= Task prompt =
Go through the listing below and gather every line with the word "Координаты".

====== Record excerpts ======

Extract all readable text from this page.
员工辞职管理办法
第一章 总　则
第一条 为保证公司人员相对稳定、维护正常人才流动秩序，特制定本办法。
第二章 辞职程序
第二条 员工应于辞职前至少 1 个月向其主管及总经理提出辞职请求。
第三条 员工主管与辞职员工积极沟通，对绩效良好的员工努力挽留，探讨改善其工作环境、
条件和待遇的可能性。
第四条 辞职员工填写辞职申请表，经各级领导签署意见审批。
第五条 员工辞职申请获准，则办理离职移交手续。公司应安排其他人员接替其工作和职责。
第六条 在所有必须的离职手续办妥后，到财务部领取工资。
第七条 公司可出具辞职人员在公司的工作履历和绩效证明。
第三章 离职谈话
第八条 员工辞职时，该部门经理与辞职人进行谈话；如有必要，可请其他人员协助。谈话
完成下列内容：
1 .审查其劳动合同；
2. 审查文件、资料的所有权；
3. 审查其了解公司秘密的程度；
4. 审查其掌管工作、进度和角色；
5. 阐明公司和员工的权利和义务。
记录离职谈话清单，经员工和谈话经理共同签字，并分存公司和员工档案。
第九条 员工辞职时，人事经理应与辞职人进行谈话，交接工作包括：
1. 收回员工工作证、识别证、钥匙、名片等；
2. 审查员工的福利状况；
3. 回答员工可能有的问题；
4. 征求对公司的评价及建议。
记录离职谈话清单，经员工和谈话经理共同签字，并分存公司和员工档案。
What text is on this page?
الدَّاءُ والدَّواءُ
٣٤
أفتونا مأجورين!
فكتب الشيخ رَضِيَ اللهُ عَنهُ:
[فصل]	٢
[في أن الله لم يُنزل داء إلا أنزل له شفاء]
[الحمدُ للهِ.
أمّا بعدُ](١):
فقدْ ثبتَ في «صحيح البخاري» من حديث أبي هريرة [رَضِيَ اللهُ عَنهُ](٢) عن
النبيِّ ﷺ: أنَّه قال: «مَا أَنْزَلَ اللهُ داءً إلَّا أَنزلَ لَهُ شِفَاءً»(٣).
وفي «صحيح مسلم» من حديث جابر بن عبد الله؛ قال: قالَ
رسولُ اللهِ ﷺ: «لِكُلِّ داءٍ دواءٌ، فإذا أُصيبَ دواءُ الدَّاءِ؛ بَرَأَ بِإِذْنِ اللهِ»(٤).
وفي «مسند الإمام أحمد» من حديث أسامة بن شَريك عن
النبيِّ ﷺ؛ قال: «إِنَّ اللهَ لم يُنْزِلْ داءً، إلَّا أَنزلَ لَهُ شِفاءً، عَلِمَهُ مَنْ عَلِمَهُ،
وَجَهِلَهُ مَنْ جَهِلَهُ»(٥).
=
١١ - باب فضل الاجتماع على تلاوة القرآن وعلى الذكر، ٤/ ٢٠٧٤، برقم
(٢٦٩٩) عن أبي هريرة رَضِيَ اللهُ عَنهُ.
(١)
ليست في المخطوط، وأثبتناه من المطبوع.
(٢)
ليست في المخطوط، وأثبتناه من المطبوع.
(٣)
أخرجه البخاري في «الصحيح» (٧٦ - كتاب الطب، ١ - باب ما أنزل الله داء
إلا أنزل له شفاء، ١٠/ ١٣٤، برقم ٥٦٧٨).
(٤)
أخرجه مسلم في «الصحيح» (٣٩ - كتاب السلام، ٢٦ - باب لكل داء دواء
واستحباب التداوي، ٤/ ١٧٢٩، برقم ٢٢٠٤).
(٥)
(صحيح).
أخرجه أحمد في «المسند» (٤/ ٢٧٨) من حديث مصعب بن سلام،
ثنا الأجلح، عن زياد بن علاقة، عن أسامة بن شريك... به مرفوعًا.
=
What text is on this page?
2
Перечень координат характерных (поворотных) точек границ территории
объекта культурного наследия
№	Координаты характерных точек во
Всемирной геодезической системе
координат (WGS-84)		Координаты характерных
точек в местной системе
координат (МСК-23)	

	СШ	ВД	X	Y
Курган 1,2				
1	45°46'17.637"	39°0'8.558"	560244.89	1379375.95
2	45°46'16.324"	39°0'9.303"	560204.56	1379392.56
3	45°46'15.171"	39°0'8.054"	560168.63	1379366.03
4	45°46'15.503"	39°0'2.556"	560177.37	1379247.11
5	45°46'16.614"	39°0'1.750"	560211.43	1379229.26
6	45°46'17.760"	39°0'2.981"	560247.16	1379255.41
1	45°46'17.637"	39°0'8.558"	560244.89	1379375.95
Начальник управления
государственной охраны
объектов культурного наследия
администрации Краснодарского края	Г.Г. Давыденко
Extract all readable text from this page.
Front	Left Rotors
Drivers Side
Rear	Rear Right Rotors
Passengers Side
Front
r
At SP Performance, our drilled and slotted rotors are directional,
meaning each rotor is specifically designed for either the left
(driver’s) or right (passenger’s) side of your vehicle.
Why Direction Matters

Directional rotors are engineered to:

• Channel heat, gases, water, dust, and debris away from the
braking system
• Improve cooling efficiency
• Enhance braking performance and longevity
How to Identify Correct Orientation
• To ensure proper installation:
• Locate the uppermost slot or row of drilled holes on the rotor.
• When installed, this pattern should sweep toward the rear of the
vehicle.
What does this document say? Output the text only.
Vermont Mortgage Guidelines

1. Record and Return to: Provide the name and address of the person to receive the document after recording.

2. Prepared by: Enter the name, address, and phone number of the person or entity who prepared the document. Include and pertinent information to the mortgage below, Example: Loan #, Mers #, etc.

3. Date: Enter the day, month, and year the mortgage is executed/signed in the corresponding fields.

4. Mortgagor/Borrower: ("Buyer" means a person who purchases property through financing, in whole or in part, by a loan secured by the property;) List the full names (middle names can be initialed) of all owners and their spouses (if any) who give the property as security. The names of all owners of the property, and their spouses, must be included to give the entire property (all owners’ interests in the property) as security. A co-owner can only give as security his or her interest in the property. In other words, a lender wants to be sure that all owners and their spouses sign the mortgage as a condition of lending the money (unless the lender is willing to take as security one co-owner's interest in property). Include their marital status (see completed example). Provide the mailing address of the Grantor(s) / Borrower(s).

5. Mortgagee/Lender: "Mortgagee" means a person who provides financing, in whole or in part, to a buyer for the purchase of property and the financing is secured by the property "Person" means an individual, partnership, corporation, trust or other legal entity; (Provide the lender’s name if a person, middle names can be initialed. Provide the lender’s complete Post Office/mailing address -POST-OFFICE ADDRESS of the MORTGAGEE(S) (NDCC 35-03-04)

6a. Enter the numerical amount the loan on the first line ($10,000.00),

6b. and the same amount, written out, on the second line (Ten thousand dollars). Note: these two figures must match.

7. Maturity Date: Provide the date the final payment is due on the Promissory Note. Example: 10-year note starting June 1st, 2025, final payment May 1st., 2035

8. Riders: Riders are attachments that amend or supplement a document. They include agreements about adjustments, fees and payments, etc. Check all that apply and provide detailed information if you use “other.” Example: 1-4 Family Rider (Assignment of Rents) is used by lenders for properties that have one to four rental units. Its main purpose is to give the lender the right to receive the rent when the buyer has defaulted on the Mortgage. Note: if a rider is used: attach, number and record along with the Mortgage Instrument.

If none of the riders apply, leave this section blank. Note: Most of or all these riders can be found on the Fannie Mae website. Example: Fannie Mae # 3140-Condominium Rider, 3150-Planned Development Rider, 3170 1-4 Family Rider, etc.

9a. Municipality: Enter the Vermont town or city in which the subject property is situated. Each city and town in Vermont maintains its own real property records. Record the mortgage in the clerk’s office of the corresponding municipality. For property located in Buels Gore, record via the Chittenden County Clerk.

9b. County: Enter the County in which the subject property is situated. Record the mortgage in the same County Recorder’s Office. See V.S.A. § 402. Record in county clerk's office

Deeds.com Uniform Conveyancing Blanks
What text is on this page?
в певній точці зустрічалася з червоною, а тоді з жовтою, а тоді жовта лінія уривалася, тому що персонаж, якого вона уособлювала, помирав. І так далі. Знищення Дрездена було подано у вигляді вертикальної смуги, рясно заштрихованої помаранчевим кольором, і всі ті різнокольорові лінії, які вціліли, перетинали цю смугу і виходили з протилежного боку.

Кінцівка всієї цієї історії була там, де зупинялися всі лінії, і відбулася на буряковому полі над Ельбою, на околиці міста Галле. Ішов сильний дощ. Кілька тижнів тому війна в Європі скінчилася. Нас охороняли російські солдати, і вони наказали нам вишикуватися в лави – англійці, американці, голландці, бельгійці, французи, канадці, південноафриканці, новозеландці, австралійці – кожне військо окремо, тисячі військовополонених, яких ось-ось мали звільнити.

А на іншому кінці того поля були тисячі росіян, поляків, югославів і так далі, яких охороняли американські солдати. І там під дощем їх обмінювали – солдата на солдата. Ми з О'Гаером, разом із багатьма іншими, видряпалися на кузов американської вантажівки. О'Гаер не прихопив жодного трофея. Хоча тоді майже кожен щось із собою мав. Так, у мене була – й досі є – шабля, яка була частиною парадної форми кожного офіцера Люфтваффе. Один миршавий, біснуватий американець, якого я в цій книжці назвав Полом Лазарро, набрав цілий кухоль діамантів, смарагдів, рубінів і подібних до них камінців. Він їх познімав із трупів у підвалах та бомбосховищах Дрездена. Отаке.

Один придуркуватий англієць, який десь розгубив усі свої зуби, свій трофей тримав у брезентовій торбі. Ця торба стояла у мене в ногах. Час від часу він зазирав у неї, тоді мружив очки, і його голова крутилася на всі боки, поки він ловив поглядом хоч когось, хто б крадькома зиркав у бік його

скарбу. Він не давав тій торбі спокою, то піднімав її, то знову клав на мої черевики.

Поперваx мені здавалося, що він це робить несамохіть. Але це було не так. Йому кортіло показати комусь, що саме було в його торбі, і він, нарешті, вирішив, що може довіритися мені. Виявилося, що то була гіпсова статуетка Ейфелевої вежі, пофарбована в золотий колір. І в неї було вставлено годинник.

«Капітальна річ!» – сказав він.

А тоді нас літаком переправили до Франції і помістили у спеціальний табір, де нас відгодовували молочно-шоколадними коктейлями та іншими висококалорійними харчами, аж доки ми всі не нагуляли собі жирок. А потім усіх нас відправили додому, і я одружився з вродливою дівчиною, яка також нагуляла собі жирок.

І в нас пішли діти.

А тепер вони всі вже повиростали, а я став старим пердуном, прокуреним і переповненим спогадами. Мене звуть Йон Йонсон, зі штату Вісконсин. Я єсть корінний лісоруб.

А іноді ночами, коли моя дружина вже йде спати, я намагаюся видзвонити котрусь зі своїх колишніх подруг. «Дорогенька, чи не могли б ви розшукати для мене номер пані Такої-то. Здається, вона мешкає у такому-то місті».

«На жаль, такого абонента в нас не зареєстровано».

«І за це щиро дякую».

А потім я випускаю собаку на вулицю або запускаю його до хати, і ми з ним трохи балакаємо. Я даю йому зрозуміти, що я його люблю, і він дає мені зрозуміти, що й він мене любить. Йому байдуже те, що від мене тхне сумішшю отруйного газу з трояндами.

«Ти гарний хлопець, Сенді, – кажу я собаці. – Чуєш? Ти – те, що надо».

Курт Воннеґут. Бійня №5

======

= Task output =
№	Координаты характерных точек во
координат (WGS-84)		Координаты характерных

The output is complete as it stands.